Görev Listesi>
1: Aşağıdaki muhallebicilerle ilgili metinde, yeni mekanların ne olmadığı söylenen üç mekan türünü sıralayın.
2: Aşağıdaki muhallebicilerle ilgili metinde "Mahallelere has olan" sözleriyle başlayıp "tat kaplıyor ağzını..." sözleriyle biten bölümü olduğu gibi yazın.

Metin Parçası>
_ _ _ _ _

Top
Tuba Şatana

Tuba Şatana

tuba@tubasatana.com

31/01/2016

Acı muhallebi...

Muhallebinin romansını kaybettik biz dedi, kaç göbektir İstanbullu olan arkadaşım...

Muhallebicide buluşmayı geçtim ben, muhallebici demeye bin şahit ister dedim, ne ararsan hatta aramasan var. 

Eskinin muhallebicisi, oldu şimdi sana sayfa sayfa menüsü olan, ama lokanta değil, muhallebici hiç değil, restoran da değil, kavram bulamadığım mekanlar...

Mahallelere has olan muhallebicilerin ustaları zaten bu dünyayı terk etti, buluşmalarda göz göze bakılırken dirsek çürütülen masalar da, paslanmaz kaseler de yok artık. Ustalardan sonra gelenlerle tatlar da bozuldu, dükkanlar da eski sahiplerini ararlar sanki... Ben de o eski dükkanları.

Sütlü tatlı çeşitleri, muhallebiler, adını dükkanlara verenler ise sadece menüde ufak bir parça olarak hayatlarını sürdürüyorlar. Merkez fabrikada yapılıyorlar çoğu zaman, bir tornadan çıkma. Sonra dağıtılıyorlar bütün şubelere. Tatları birbirine karışmış, bazen ne yediğini anlamadığın, o tekdüze tat kaplıyor ağzını...

_ _ _ _ _

Verilen Bilgiler>
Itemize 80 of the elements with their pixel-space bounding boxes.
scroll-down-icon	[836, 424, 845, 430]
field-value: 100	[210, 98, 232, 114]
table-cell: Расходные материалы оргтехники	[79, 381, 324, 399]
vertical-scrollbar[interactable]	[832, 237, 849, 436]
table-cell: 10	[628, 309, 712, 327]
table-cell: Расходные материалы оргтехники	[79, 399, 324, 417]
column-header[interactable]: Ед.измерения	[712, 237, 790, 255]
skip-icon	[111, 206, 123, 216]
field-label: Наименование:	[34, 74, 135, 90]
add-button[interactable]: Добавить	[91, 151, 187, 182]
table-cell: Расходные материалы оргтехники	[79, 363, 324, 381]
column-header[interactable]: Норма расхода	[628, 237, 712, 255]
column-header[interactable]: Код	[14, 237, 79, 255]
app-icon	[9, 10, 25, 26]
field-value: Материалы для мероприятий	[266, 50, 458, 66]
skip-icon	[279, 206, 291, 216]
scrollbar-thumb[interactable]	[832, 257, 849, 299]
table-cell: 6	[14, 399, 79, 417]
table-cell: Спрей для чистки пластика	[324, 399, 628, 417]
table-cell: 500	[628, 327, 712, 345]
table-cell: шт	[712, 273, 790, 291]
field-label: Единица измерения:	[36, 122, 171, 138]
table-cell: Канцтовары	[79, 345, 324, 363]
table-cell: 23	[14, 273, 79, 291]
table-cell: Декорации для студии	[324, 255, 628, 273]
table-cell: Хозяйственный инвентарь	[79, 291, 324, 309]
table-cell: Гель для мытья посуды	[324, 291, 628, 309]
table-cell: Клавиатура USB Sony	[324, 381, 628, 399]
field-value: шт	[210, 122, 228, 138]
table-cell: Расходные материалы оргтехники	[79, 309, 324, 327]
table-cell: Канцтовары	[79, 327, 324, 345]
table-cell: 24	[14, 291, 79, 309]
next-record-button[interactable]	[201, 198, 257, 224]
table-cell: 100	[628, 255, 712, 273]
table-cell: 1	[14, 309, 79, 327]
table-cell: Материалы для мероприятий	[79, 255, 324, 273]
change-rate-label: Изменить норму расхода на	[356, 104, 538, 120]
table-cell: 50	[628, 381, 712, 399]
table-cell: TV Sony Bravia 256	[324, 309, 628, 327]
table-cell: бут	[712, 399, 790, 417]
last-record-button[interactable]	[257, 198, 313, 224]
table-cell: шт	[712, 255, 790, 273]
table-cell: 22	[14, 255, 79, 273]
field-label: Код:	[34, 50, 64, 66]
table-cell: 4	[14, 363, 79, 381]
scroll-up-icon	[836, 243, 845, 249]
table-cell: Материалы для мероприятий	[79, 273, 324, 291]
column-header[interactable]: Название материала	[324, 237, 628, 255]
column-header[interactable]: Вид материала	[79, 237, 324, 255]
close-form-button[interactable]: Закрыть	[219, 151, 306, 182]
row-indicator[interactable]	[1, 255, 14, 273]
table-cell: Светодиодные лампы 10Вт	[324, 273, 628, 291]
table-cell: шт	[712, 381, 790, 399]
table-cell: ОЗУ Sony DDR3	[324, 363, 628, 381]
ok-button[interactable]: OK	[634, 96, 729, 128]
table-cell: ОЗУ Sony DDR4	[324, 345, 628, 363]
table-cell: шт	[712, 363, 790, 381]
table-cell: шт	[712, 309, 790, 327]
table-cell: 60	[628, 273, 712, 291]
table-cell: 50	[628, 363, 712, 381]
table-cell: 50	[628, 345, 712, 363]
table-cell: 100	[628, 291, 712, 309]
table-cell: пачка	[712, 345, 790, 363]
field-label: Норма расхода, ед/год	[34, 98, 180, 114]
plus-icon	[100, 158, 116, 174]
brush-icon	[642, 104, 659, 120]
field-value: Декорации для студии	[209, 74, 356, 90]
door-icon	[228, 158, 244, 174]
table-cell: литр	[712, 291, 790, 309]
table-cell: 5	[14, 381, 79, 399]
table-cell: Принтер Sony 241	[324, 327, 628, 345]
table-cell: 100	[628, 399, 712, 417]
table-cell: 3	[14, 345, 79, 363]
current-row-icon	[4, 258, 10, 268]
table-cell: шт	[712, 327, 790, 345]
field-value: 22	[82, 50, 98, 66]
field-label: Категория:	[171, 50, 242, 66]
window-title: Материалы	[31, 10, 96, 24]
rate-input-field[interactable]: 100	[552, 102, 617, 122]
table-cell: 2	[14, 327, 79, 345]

_ _ _ _ _

Çözümler>
1: lokanta, muhallebici, restoran

2:
Mahallelere has olan muhallebicilerin ustaları zaten bu dünyayı terk etti, buluşmalarda göz göze bakılırken dirsek çürütülen masalar da, paslanmaz kaseler de yok artık. Ustalardan sonra gelenlerle tatlar da bozuldu, dükkanlar da eski sahiplerini ararlar sanki... Ben de o eski dükkanları.

Sütlü tatlı çeşitleri, muhallebiler, adını dükkanlara verenler ise sadece menüde ufak bir parça olarak hayatlarını sürdürüyorlar. Merkez fabrikada yapılıyorlar çoğu zaman, bir tornadan çıkma. Sonra dağıtılıyorlar bütün şubelere. Tatları birbirine karışmış, bazen ne yediğini anlamadığın, o tekdüze tat kaplıyor ağzını...